Aim of the task
Bring together all lines of the material below that contain the string "全国单元测试".

- - - - -

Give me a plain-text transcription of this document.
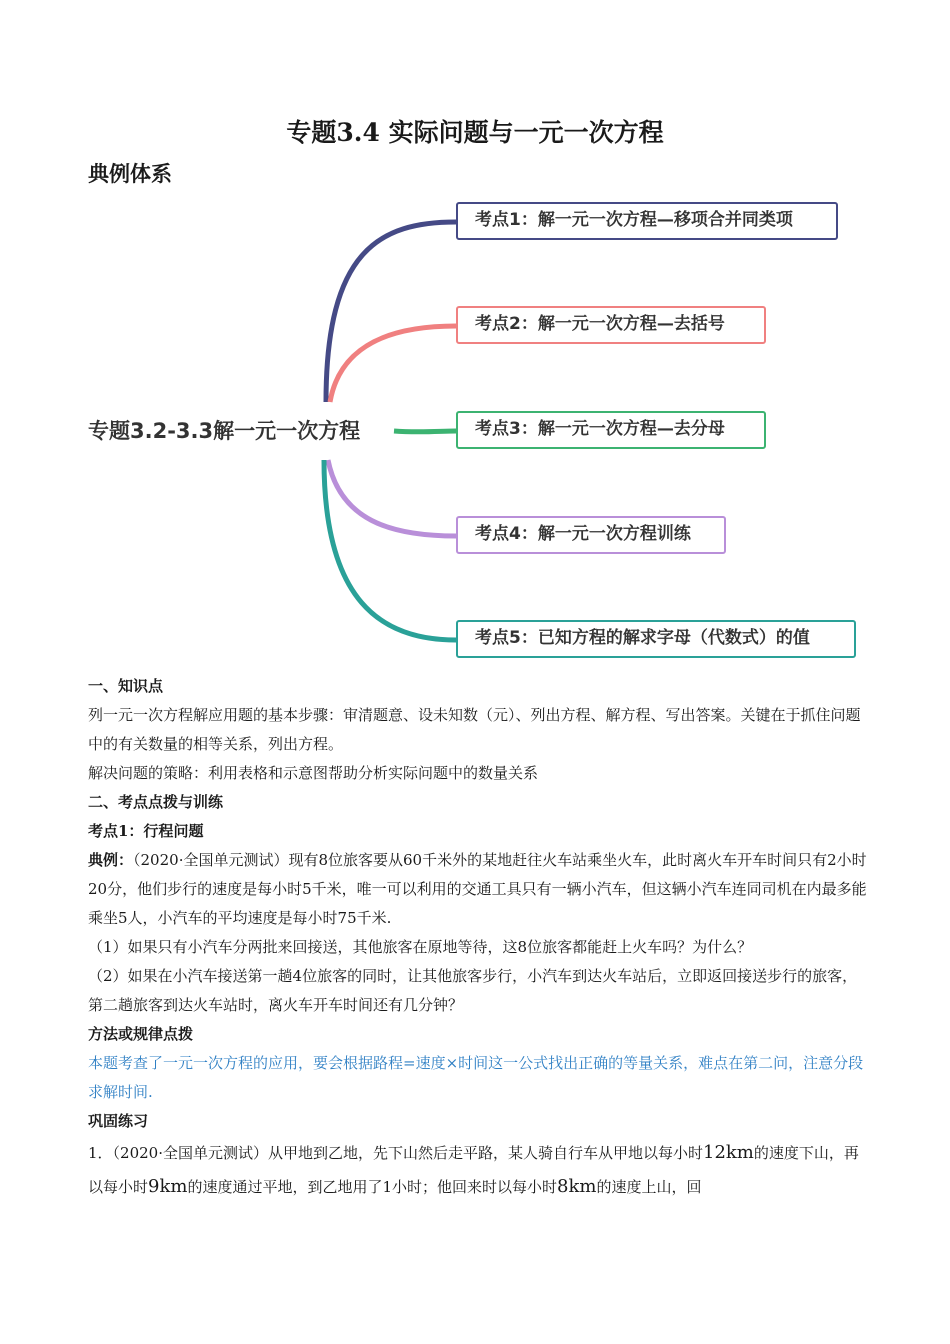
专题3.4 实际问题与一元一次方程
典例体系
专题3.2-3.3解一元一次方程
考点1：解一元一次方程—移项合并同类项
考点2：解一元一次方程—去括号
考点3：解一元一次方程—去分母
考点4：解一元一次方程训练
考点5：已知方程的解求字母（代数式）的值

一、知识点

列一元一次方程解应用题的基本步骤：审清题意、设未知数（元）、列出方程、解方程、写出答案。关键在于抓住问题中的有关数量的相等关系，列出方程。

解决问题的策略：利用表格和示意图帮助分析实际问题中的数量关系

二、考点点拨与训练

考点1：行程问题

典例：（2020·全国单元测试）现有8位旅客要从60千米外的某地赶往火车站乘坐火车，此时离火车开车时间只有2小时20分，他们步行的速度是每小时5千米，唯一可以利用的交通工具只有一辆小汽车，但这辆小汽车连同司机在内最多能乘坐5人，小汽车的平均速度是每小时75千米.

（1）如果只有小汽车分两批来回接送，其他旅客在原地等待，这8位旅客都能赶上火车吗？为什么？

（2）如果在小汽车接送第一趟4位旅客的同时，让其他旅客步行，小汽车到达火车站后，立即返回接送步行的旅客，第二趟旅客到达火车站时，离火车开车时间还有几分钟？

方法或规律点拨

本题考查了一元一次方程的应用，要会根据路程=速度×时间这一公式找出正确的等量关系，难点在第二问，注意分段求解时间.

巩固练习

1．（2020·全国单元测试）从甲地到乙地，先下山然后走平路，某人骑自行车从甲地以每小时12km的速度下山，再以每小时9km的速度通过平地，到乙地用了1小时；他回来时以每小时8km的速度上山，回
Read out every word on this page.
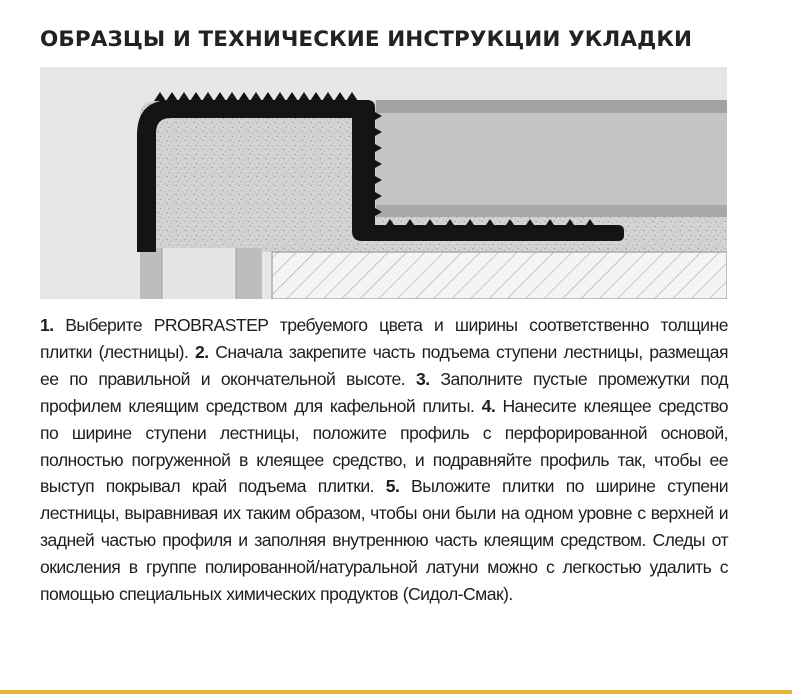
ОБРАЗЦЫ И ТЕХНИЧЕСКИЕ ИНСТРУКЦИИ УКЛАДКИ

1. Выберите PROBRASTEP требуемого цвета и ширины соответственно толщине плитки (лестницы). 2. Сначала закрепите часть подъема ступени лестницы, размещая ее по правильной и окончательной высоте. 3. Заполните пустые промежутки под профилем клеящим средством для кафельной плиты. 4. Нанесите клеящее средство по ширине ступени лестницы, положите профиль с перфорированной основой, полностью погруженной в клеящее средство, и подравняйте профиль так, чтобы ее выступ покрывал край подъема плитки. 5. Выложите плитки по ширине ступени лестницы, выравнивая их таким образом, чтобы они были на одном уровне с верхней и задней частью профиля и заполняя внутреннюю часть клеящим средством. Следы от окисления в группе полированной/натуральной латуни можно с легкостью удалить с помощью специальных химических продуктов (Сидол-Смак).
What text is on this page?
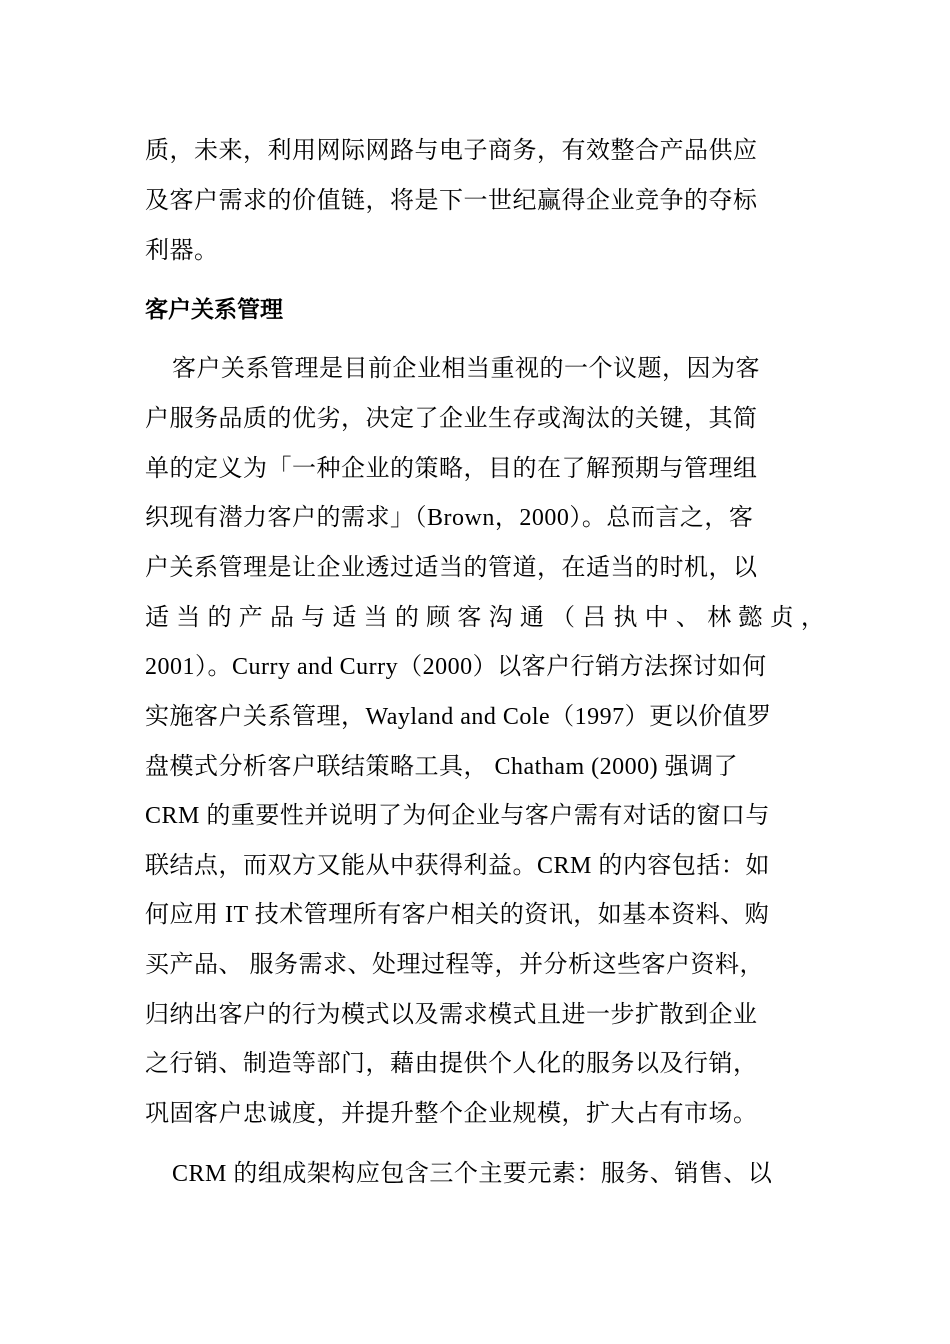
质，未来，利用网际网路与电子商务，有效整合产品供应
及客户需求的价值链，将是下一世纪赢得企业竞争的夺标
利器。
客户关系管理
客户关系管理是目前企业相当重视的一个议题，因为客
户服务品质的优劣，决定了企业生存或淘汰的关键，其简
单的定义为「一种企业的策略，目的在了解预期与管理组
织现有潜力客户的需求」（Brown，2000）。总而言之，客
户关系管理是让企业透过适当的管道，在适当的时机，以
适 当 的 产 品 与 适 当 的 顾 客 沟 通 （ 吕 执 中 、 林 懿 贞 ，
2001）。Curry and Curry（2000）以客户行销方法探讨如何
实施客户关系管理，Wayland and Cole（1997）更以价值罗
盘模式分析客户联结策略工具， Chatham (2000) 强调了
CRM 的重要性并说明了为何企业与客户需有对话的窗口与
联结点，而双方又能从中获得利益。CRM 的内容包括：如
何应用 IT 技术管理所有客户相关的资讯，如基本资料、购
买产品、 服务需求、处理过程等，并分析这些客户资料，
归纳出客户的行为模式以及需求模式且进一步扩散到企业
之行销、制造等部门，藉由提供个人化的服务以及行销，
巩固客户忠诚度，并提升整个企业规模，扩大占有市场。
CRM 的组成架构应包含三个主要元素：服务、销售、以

- - - - -

Answer below
典例：（2020·全国单元测试）现有8位旅客要从60千米外的某地赶往火车站乘坐火车，此时离火车开车时间只有2小时20分，他们步行的速度是每小时5千米，唯一可以利用的交通工具只有一辆小汽车，但这辆小汽车连同司机在内最多能乘坐5人，小汽车的平均速度是每小时75千米.
1．（2020·全国单元测试）从甲地到乙地，先下山然后走平路，某人骑自行车从甲地以每小时12km的速度下山，再以每小时9km的速度通过平地，到乙地用了1小时；他回来时以每小时8km的速度上山，回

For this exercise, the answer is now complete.